● **Records for the exercise**:
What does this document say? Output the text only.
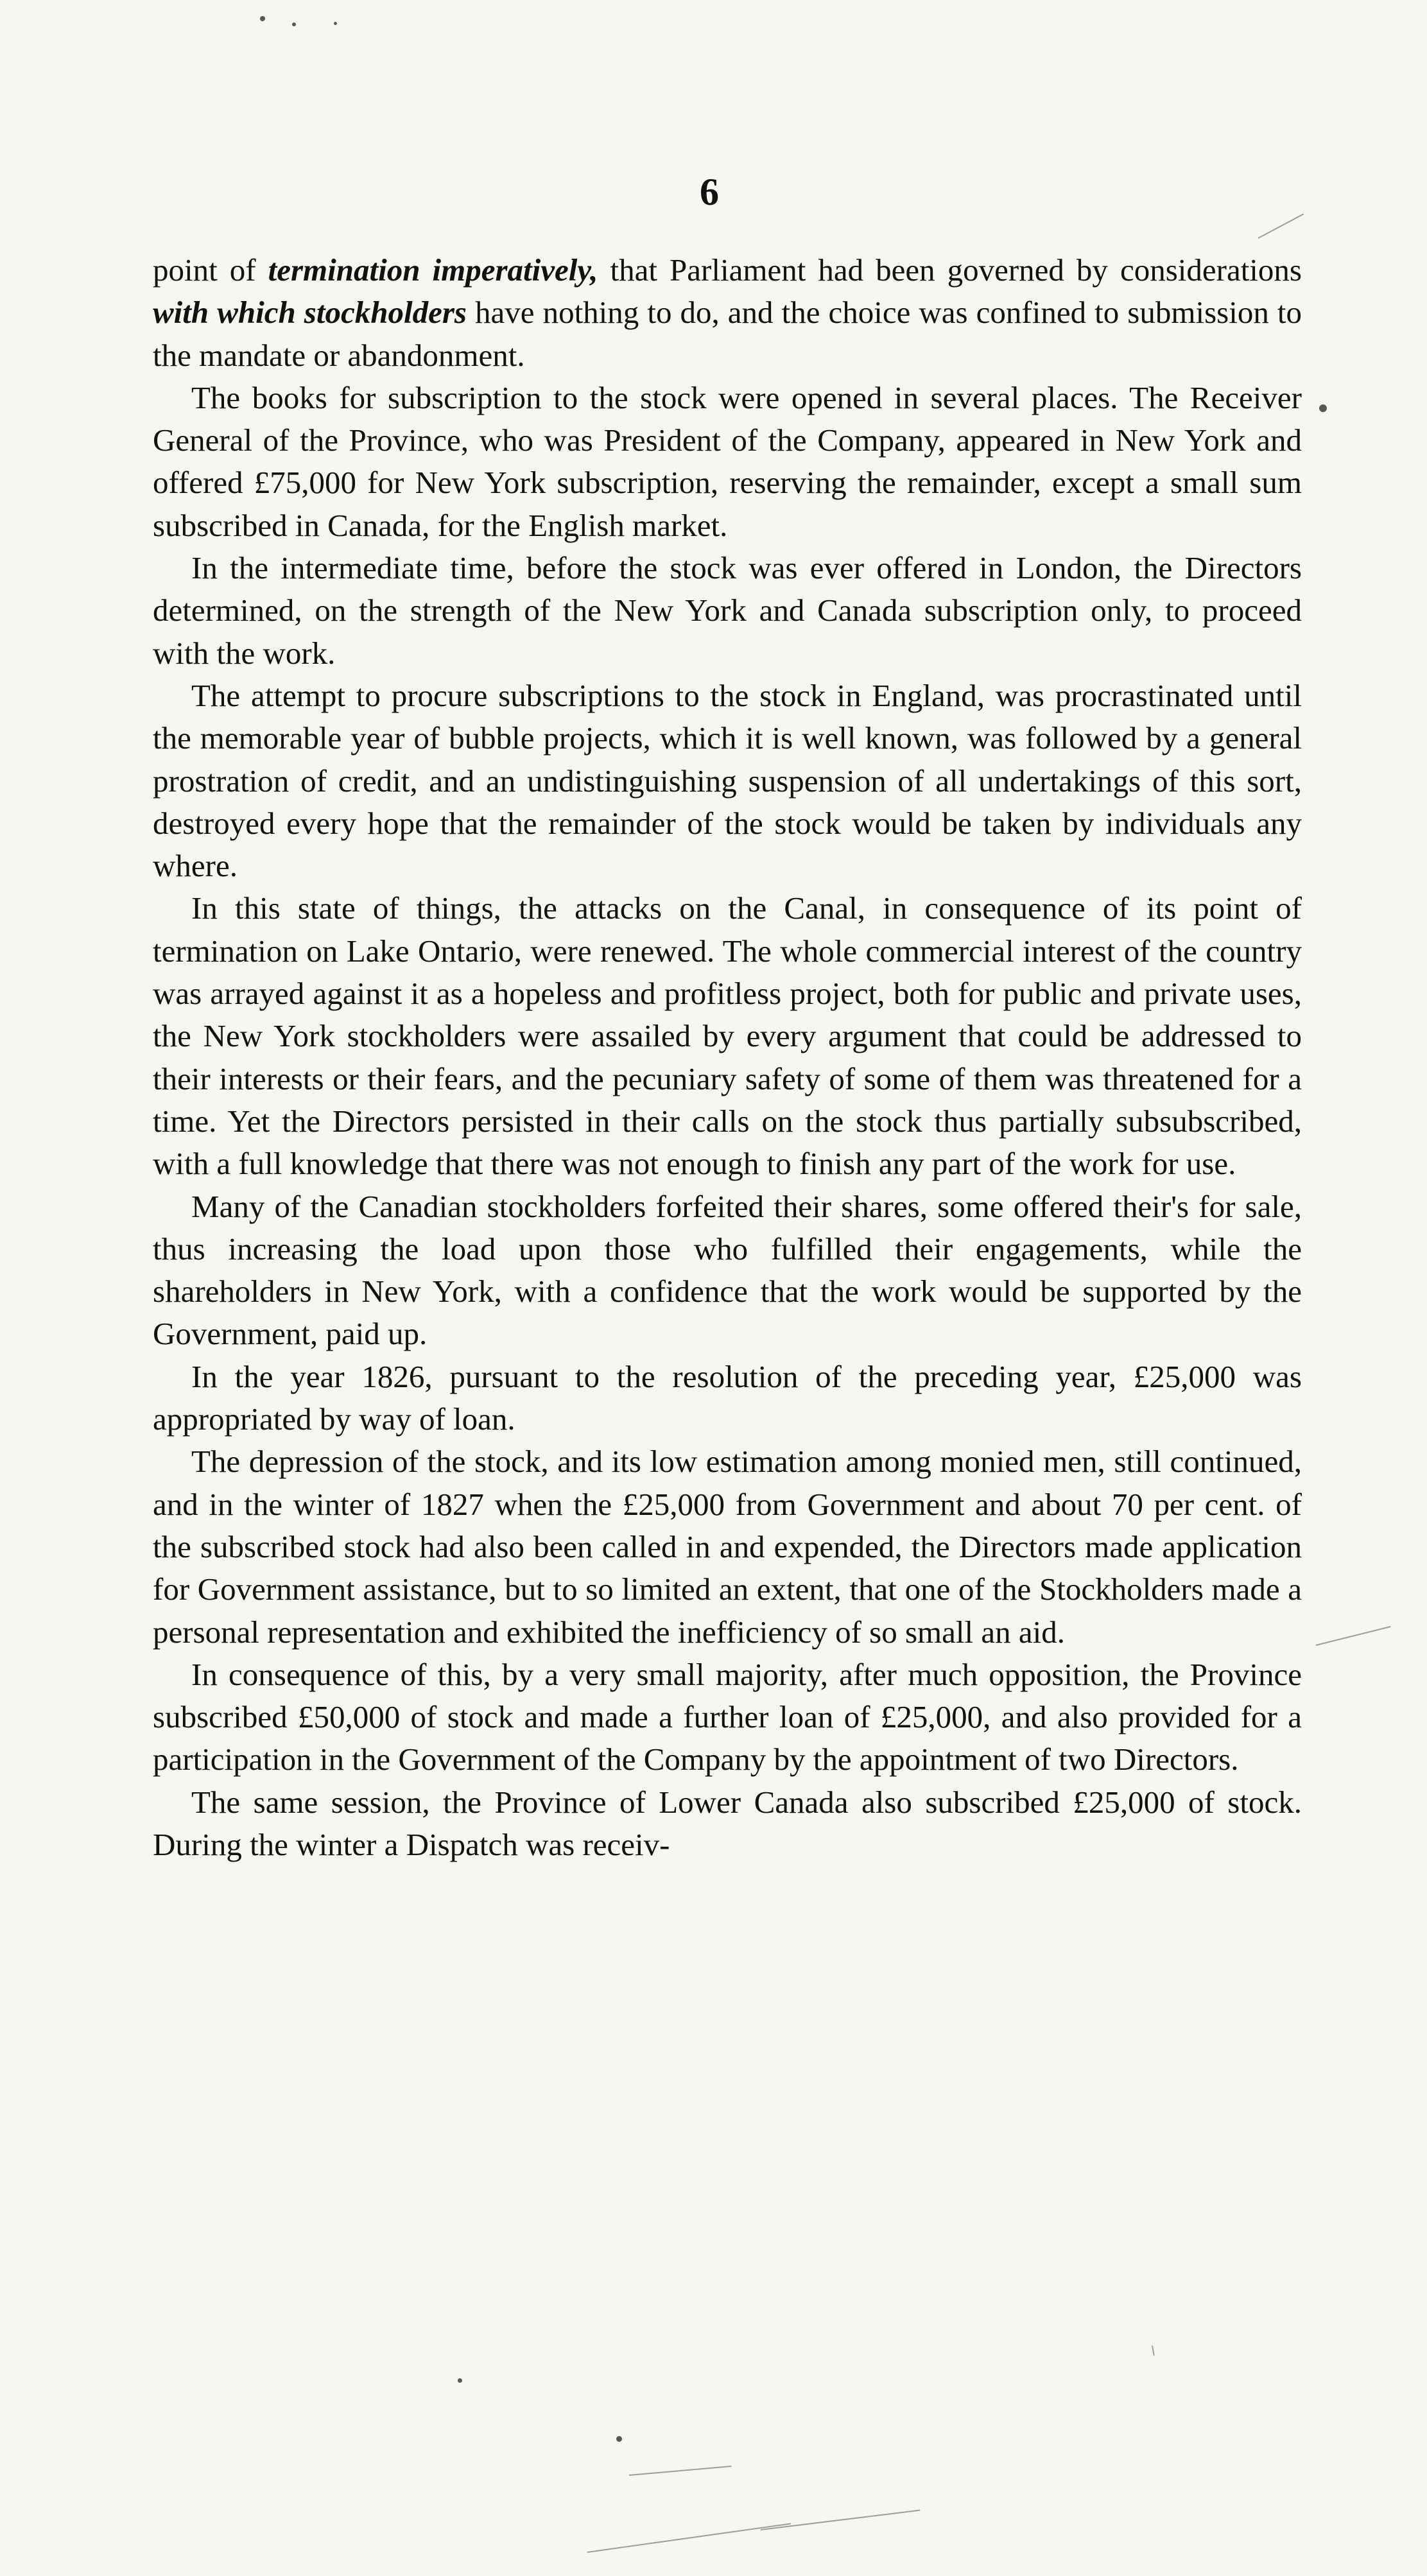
6

point of termination imperatively, that Parliament had been governed by considerations with which stockholders have nothing to do, and the choice was confined to submission to the mandate or abandonment.

The books for subscription to the stock were opened in several places. The Receiver General of the Province, who was President of the Company, appeared in New York and offered £75,000 for New York subscription, reserving the remainder, except a small sum subscribed in Canada, for the English market.

In the intermediate time, before the stock was ever offered in London, the Directors determined, on the strength of the New York and Canada subscription only, to proceed with the work.

The attempt to procure subscriptions to the stock in England, was procrastinated until the memorable year of bubble projects, which it is well known, was followed by a general prostration of credit, and an undistinguishing suspension of all undertakings of this sort, destroyed every hope that the remainder of the stock would be taken by individuals any where.

In this state of things, the attacks on the Canal, in consequence of its point of termination on Lake Ontario, were renewed. The whole commercial interest of the country was arrayed against it as a hopeless and profitless project, both for public and private uses, the New York stockholders were assailed by every argument that could be addressed to their interests or their fears, and the pecuniary safety of some of them was threatened for a time. Yet the Directors persisted in their calls on the stock thus partially subsubscribed, with a full knowledge that there was not enough to finish any part of the work for use.

Many of the Canadian stockholders forfeited their shares, some offered their's for sale, thus increasing the load upon those who fulfilled their engagements, while the shareholders in New York, with a confidence that the work would be supported by the Government, paid up.

In the year 1826, pursuant to the resolution of the preceding year, £25,000 was appropriated by way of loan.

The depression of the stock, and its low estimation among monied men, still continued, and in the winter of 1827 when the £25,000 from Government and about 70 per cent. of the subscribed stock had also been called in and expended, the Directors made application for Government assistance, but to so limited an extent, that one of the Stockholders made a personal representation and exhibited the inefficiency of so small an aid.

In consequence of this, by a very small majority, after much opposition, the Province subscribed £50,000 of stock and made a further loan of £25,000, and also provided for a participation in the Government of the Company by the appointment of two Directors.

The same session, the Province of Lower Canada also subscribed £25,000 of stock. During the winter a Dispatch was receiv-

● **The task**: Transcribe the complete set of entries verbatim. No pictures belong in the copy.

● **Answer for this exercise**:
What does this document say? Output the text only.
6

point of termination imperatively, that Parliament had been governed by considerations with which stockholders have nothing to do, and the choice was confined to submission to the mandate or abandonment.

The books for subscription to the stock were opened in several places. The Receiver General of the Province, who was President of the Company, appeared in New York and offered £75,000 for New York subscription, reserving the remainder, except a small sum subscribed in Canada, for the English market.

In the intermediate time, before the stock was ever offered in London, the Directors determined, on the strength of the New York and Canada subscription only, to proceed with the work.

The attempt to procure subscriptions to the stock in England, was procrastinated until the memorable year of bubble projects, which it is well known, was followed by a general prostration of credit, and an undistinguishing suspension of all undertakings of this sort, destroyed every hope that the remainder of the stock would be taken by individuals any where.

In this state of things, the attacks on the Canal, in consequence of its point of termination on Lake Ontario, were renewed. The whole commercial interest of the country was arrayed against it as a hopeless and profitless project, both for public and private uses, the New York stockholders were assailed by every argument that could be addressed to their interests or their fears, and the pecuniary safety of some of them was threatened for a time. Yet the Directors persisted in their calls on the stock thus partially subsubscribed, with a full knowledge that there was not enough to finish any part of the work for use.

Many of the Canadian stockholders forfeited their shares, some offered their's for sale, thus increasing the load upon those who fulfilled their engagements, while the shareholders in New York, with a confidence that the work would be supported by the Government, paid up.

In the year 1826, pursuant to the resolution of the preceding year, £25,000 was appropriated by way of loan.

The depression of the stock, and its low estimation among monied men, still continued, and in the winter of 1827 when the £25,000 from Government and about 70 per cent. of the subscribed stock had also been called in and expended, the Directors made application for Government assistance, but to so limited an extent, that one of the Stockholders made a personal representation and exhibited the inefficiency of so small an aid.

In consequence of this, by a very small majority, after much opposition, the Province subscribed £50,000 of stock and made a further loan of £25,000, and also provided for a participation in the Government of the Company by the appointment of two Directors.

The same session, the Province of Lower Canada also subscribed £25,000 of stock. During the winter a Dispatch was receiv-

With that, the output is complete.